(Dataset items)
━━━━━━
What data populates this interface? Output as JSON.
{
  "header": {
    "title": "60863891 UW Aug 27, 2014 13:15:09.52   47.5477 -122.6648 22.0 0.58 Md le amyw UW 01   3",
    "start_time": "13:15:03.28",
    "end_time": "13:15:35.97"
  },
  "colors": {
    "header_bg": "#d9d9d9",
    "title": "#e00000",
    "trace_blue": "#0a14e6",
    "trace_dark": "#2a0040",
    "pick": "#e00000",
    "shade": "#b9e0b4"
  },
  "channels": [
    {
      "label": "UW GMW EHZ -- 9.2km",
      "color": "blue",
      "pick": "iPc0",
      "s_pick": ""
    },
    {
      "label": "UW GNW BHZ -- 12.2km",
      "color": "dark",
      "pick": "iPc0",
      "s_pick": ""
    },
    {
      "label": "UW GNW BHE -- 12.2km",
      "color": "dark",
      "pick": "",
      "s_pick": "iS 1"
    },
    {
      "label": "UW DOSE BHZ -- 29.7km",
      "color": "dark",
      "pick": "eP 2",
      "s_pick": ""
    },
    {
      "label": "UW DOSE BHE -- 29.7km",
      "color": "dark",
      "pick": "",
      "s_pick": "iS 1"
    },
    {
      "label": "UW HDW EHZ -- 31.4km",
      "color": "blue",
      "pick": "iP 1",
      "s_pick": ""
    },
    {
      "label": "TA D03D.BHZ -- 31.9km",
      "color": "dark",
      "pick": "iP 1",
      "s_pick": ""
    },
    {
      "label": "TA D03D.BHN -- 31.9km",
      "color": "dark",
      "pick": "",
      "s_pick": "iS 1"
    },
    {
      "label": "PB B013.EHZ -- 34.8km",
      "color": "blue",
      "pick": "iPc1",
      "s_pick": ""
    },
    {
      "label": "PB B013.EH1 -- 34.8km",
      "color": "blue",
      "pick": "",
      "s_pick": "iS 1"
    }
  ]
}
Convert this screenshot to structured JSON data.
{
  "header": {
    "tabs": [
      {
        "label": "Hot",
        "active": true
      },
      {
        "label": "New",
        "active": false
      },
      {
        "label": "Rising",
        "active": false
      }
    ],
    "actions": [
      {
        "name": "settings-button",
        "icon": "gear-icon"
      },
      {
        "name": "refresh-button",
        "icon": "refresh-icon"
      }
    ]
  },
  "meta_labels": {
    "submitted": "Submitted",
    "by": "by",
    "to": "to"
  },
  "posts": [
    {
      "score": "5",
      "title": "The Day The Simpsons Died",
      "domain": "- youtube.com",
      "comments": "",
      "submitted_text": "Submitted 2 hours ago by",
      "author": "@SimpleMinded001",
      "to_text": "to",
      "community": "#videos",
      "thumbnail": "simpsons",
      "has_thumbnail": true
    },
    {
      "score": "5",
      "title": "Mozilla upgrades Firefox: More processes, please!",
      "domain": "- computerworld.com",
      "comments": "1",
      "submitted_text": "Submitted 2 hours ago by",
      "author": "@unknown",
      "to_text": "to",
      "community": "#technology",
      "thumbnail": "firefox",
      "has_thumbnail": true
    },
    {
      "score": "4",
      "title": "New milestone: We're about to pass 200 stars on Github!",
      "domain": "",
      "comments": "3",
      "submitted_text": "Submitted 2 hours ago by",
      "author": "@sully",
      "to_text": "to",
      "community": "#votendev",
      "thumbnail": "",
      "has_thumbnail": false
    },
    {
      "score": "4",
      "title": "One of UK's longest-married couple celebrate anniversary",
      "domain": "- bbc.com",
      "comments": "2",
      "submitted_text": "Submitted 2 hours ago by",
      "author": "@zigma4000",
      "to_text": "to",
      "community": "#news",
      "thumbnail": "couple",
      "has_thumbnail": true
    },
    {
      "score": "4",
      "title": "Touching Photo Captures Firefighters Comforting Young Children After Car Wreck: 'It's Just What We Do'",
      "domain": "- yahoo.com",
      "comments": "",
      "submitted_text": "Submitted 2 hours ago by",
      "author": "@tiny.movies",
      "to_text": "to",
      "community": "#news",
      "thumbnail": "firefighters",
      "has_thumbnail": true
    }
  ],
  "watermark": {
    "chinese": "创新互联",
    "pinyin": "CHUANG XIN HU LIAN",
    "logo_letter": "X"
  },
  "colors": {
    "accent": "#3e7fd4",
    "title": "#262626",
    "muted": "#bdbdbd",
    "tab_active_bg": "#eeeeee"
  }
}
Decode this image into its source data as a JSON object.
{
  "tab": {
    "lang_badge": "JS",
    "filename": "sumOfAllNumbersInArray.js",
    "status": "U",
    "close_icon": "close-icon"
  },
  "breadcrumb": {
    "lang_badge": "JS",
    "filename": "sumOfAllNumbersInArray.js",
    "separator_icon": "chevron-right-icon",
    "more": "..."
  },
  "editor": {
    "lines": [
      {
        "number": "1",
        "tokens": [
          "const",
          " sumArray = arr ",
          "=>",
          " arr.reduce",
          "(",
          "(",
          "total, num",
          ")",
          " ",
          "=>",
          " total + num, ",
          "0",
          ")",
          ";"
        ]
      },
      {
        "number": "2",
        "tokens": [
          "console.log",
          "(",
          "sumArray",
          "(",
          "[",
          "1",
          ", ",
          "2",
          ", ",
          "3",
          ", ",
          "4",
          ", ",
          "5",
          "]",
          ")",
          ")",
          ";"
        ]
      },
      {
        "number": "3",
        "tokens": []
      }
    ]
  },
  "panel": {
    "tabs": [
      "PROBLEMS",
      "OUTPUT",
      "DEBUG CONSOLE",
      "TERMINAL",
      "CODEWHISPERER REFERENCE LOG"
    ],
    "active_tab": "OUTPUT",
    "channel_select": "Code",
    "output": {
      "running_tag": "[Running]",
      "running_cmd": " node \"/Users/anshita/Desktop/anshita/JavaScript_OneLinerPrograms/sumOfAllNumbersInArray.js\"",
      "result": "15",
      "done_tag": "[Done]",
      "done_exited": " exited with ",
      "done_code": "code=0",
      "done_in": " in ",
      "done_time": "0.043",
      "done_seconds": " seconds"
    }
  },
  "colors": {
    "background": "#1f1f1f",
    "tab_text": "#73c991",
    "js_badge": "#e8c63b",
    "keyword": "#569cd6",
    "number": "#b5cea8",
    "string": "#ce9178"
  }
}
━━━━━━
*GIVEN EXERCISE*. Print the entries exactly. Include every one.

*SOLUTION TO THIS PROBLEM*.
What data populates this interface? Output as JSON.
{
  "header": {
    "title": "60863891 UW Aug 27, 2014 13:15:09.52   47.5477 -122.6648 22.0 0.58 Md le amyw UW 01   3",
    "start_time": "13:15:03.28",
    "end_time": "13:15:35.97"
  },
  "colors": {
    "header_bg": "#d9d9d9",
    "title": "#e00000",
    "trace_blue": "#0a14e6",
    "trace_dark": "#2a0040",
    "pick": "#e00000",
    "shade": "#b9e0b4"
  },
  "channels": [
    {
      "label": "UW GMW EHZ -- 9.2km",
      "color": "blue",
      "pick": "iPc0",
      "s_pick": ""
    },
    {
      "label": "UW GNW BHZ -- 12.2km",
      "color": "dark",
      "pick": "iPc0",
      "s_pick": ""
    },
    {
      "label": "UW GNW BHE -- 12.2km",
      "color": "dark",
      "pick": "",
      "s_pick": "iS 1"
    },
    {
      "label": "UW DOSE BHZ -- 29.7km",
      "color": "dark",
      "pick": "eP 2",
      "s_pick": ""
    },
    {
      "label": "UW DOSE BHE -- 29.7km",
      "color": "dark",
      "pick": "",
      "s_pick": "iS 1"
    },
    {
      "label": "UW HDW EHZ -- 31.4km",
      "color": "blue",
      "pick": "iP 1",
      "s_pick": ""
    },
    {
      "label": "TA D03D.BHZ -- 31.9km",
      "color": "dark",
      "pick": "iP 1",
      "s_pick": ""
    },
    {
      "label": "TA D03D.BHN -- 31.9km",
      "color": "dark",
      "pick": "",
      "s_pick": "iS 1"
    },
    {
      "label": "PB B013.EHZ -- 34.8km",
      "color": "blue",
      "pick": "iPc1",
      "s_pick": ""
    },
    {
      "label": "PB B013.EH1 -- 34.8km",
      "color": "blue",
      "pick": "",
      "s_pick": "iS 1"
    }
  ]
}
Convert this screenshot to structured JSON data.
{
  "header": {
    "tabs": [
      {
        "label": "Hot",
        "active": true
      },
      {
        "label": "New",
        "active": false
      },
      {
        "label": "Rising",
        "active": false
      }
    ],
    "actions": [
      {
        "name": "settings-button",
        "icon": "gear-icon"
      },
      {
        "name": "refresh-button",
        "icon": "refresh-icon"
      }
    ]
  },
  "meta_labels": {
    "submitted": "Submitted",
    "by": "by",
    "to": "to"
  },
  "posts": [
    {
      "score": "5",
      "title": "The Day The Simpsons Died",
      "domain": "- youtube.com",
      "comments": "",
      "submitted_text": "Submitted 2 hours ago by",
      "author": "@SimpleMinded001",
      "to_text": "to",
      "community": "#videos",
      "thumbnail": "simpsons",
      "has_thumbnail": true
    },
    {
      "score": "5",
      "title": "Mozilla upgrades Firefox: More processes, please!",
      "domain": "- computerworld.com",
      "comments": "1",
      "submitted_text": "Submitted 2 hours ago by",
      "author": "@unknown",
      "to_text": "to",
      "community": "#technology",
      "thumbnail": "firefox",
      "has_thumbnail": true
    },
    {
      "score": "4",
      "title": "New milestone: We're about to pass 200 stars on Github!",
      "domain": "",
      "comments": "3",
      "submitted_text": "Submitted 2 hours ago by",
      "author": "@sully",
      "to_text": "to",
      "community": "#votendev",
      "thumbnail": "",
      "has_thumbnail": false
    },
    {
      "score": "4",
      "title": "One of UK's longest-married couple celebrate anniversary",
      "domain": "- bbc.com",
      "comments": "2",
      "submitted_text": "Submitted 2 hours ago by",
      "author": "@zigma4000",
      "to_text": "to",
      "community": "#news",
      "thumbnail": "couple",
      "has_thumbnail": true
    },
    {
      "score": "4",
      "title": "Touching Photo Captures Firefighters Comforting Young Children After Car Wreck: 'It's Just What We Do'",
      "domain": "- yahoo.com",
      "comments": "",
      "submitted_text": "Submitted 2 hours ago by",
      "author": "@tiny.movies",
      "to_text": "to",
      "community": "#news",
      "thumbnail": "firefighters",
      "has_thumbnail": true
    }
  ],
  "watermark": {
    "chinese": "创新互联",
    "pinyin": "CHUANG XIN HU LIAN",
    "logo_letter": "X"
  },
  "colors": {
    "accent": "#3e7fd4",
    "title": "#262626",
    "muted": "#bdbdbd",
    "tab_active_bg": "#eeeeee"
  }
}
Decode this image into its source data as a JSON object.
{
  "tab": {
    "lang_badge": "JS",
    "filename": "sumOfAllNumbersInArray.js",
    "status": "U",
    "close_icon": "close-icon"
  },
  "breadcrumb": {
    "lang_badge": "JS",
    "filename": "sumOfAllNumbersInArray.js",
    "separator_icon": "chevron-right-icon",
    "more": "..."
  },
  "editor": {
    "lines": [
      {
        "number": "1",
        "tokens": [
          "const",
          " sumArray = arr ",
          "=>",
          " arr.reduce",
          "(",
          "(",
          "total, num",
          ")",
          " ",
          "=>",
          " total + num, ",
          "0",
          ")",
          ";"
        ]
      },
      {
        "number": "2",
        "tokens": [
          "console.log",
          "(",
          "sumArray",
          "(",
          "[",
          "1",
          ", ",
          "2",
          ", ",
          "3",
          ", ",
          "4",
          ", ",
          "5",
          "]",
          ")",
          ")",
          ";"
        ]
      },
      {
        "number": "3",
        "tokens": []
      }
    ]
  },
  "panel": {
    "tabs": [
      "PROBLEMS",
      "OUTPUT",
      "DEBUG CONSOLE",
      "TERMINAL",
      "CODEWHISPERER REFERENCE LOG"
    ],
    "active_tab": "OUTPUT",
    "channel_select": "Code",
    "output": {
      "running_tag": "[Running]",
      "running_cmd": " node \"/Users/anshita/Desktop/anshita/JavaScript_OneLinerPrograms/sumOfAllNumbersInArray.js\"",
      "result": "15",
      "done_tag": "[Done]",
      "done_exited": " exited with ",
      "done_code": "code=0",
      "done_in": " in ",
      "done_time": "0.043",
      "done_seconds": " seconds"
    }
  },
  "colors": {
    "background": "#1f1f1f",
    "tab_text": "#73c991",
    "js_badge": "#e8c63b",
    "keyword": "#569cd6",
    "number": "#b5cea8",
    "string": "#ce9178"
  }
}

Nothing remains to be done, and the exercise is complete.